**TAREFA A REALIZAR:**
No excerto do documento sobre o festival Entremuralhas, de que cidade vem o quinteto Silent Runners para abrir a edição de 2016?

**EXCERTO DO DOCUMENTO:**
########################################

Organizado pela Fade In – Associação de Acção Cultural, a tal que não é “um bordel, mas dá muito prazer” - a fazer fá no lema e no trabalho que o colectivo tem realizado ao longo de quase duas décadas – o Entremuralhas é uma oportunidade única para ouvir – e ver – bandas e artistas que não fazem parte do mainstream, mas cuja música, espectáculos e performances são do que de melhor se faz no mundo do folk, dark, darkwave, gótico, electro, synthpop, new wave ou até exercícios que não se conseguem compartimentar em estilo algum, de tão originais, peculiares e até chocantes.

Veja-se o exemplo dos Grausame Töchter, cujo espectáculo “não é aconselhado a menores nem a pessoas demasiado susceptíveis”. Esta será a 7.ª edição do evento que, mais uma vez, seduz os habitantes de Leiria a vestirem as suas roupas e rendas negras – quem diria que o negro pode ser tão colorido? -, a subir ao velho castelo da cidade e a participar nesta experiência única, ao lado de pessoas que vêm das várias partidas do Mundo especialmente para o festival.

Neste artigo, fazemos uma visita guiada por cada um dos colectivos que vão actuar nos palcos Corpo, Alma e Igreja da Pena. No final do último concerto de cada um dos dias, o festival desce à cidade e ao Clube Suite para dançar até ao raiar do sol, ao som dos DJ convidados pela Fade In.

Silent Runners
O quinteto formado por Jan Meulendijks, Joep Gerrits, Stanley Op’t Root, Frank Smolenaers e Dolf Smolenaers chega de Amesterdão, na Holanda, para abrir o Entremuralhas 2016 e mostrar uma música inspirada no quotidiano, com laivos de influência britânica que nos remete para a Manchester dos anos 80, da La Hacienda e da Factory Records. “Uma banda que mistura a cadência do pós-punkcom o travo agridoce danew wave de tradição mais sombria”.

 

Karin Park
Nome que há muito a Fade In ambicionava trazer a Portugal, a sueca Karin Park é compositora, cantora, modelo e actriz. O seu percurso iniciou-se em 2003 com o álbum Superworldunknown, que venceu o prémio de melhor nova artista pop do ano. Change Your Mind, de 2006, foi o seu segundo trabalho, preparação para Ashes To Gold, de 2009, mais negro e com produção de Frederik Saroe. Mas foi com Highwire Poetry, produzido por Christoffer Berg (Massive Attack e Fever Ray), que a cantora encontrou a sua marca. “A sua voz é comparada a Björk, sobretudo, nos seus temas mais calmos.”

########################################

**DADOS FORNECIDOS:**
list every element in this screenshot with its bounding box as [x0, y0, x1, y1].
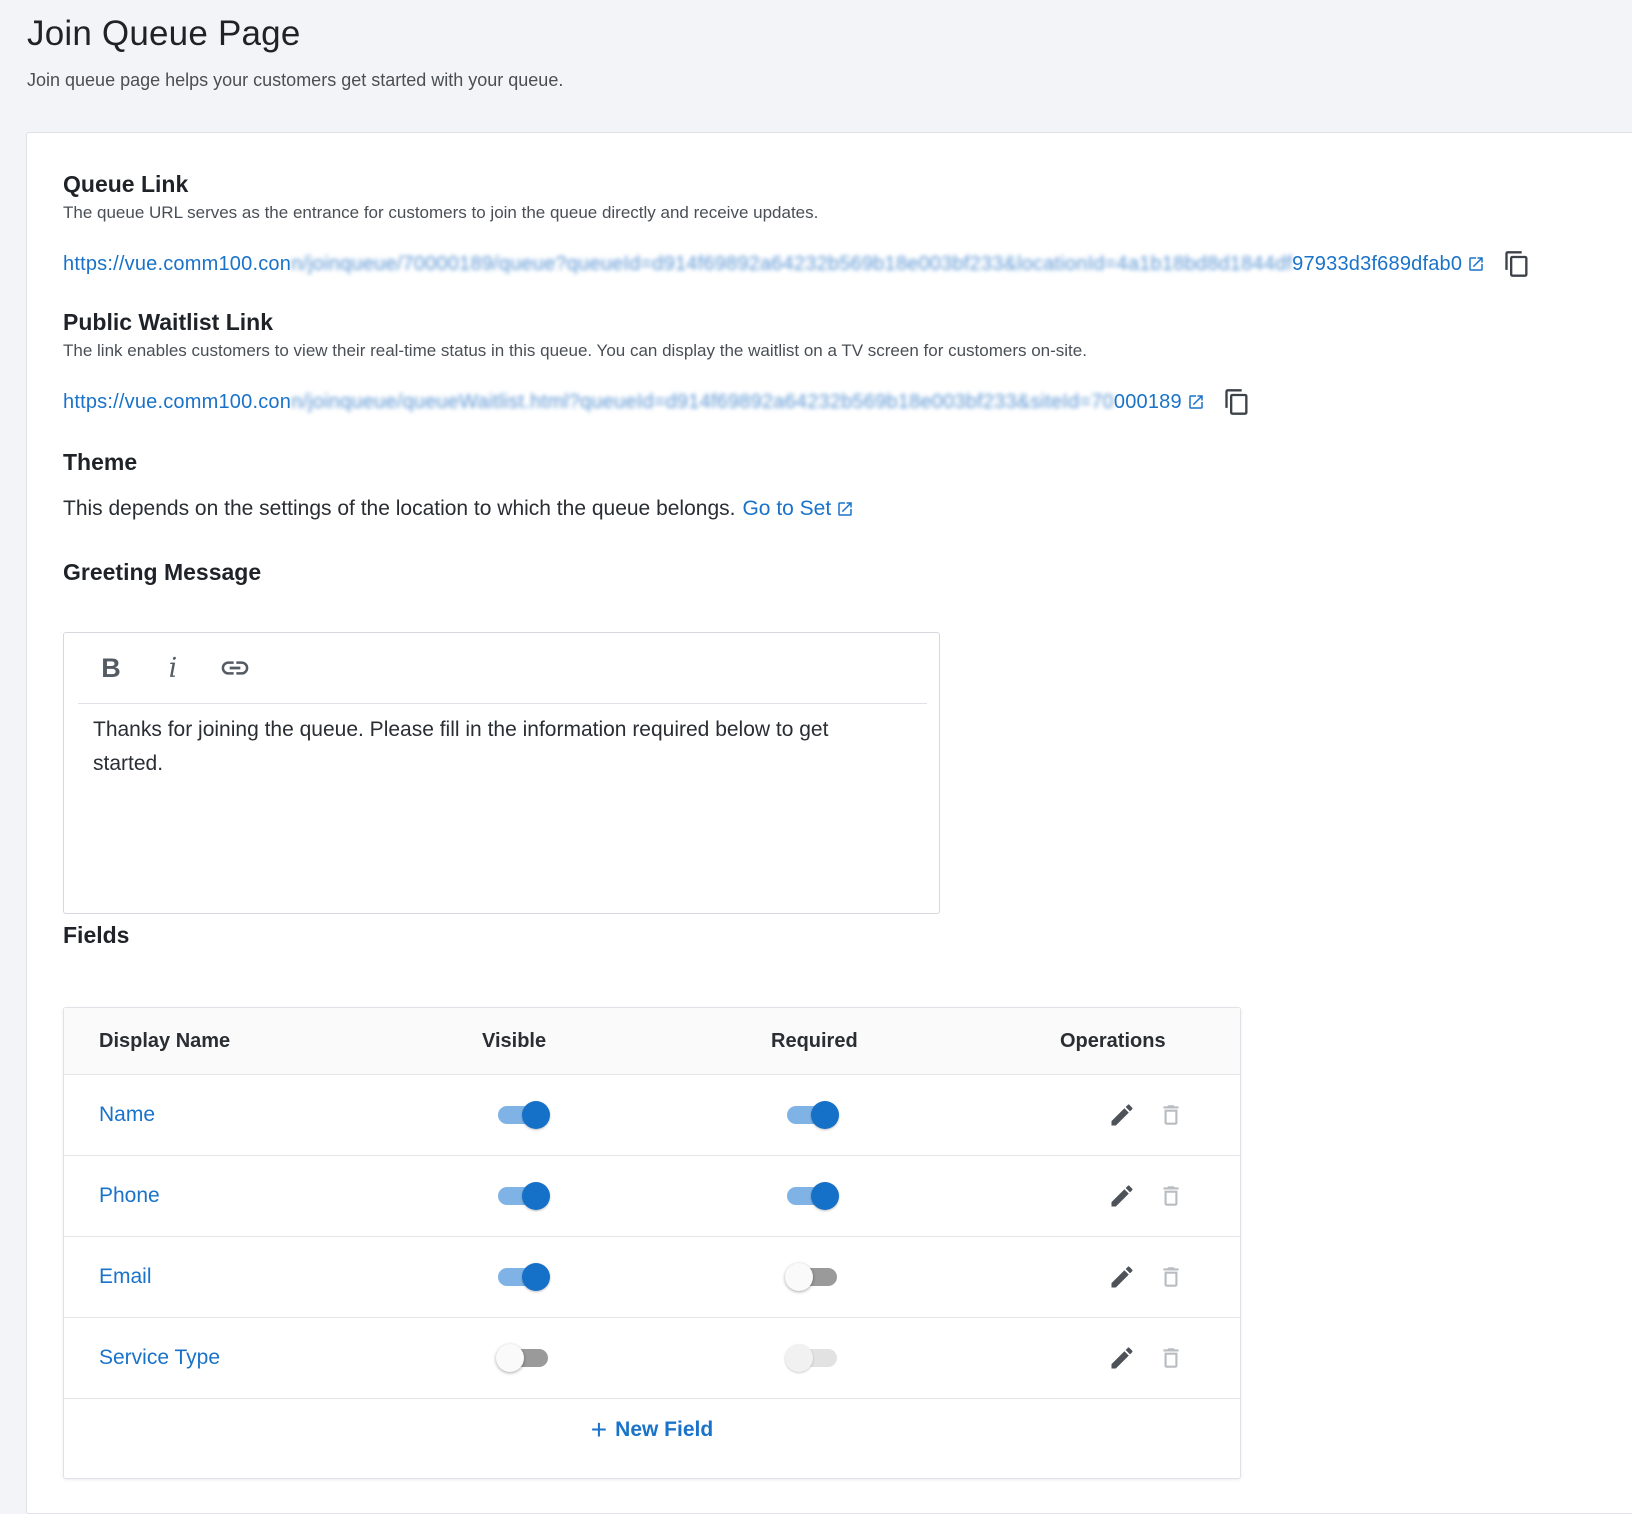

########################################

**RESPOSTA ESCRITA:**
De Amesterdão, na Holanda.